- **The exercise**: Check each line of the records for "this"; collect those that have it.

- **Raw data**:
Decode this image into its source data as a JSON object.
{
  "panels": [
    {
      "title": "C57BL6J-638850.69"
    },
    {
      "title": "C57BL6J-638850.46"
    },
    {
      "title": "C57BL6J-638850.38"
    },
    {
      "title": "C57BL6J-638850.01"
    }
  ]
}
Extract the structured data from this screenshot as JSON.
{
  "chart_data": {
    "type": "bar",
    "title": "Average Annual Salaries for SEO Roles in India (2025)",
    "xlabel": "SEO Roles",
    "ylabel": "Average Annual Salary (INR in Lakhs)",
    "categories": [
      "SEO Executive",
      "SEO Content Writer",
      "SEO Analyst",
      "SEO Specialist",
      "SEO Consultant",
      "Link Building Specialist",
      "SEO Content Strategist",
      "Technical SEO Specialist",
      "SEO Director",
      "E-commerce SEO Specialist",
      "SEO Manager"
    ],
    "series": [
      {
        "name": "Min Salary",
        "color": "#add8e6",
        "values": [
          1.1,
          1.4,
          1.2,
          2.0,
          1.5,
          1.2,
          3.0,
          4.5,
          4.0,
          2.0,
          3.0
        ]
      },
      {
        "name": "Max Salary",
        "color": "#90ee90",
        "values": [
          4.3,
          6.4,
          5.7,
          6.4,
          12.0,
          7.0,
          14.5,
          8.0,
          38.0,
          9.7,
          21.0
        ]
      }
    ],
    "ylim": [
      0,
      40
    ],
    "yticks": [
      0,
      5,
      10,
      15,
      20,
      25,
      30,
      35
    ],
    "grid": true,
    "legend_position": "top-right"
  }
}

- **The output**:
Decode this image into its source data as a JSON object.
Extract the structured data from this screenshot as JSON.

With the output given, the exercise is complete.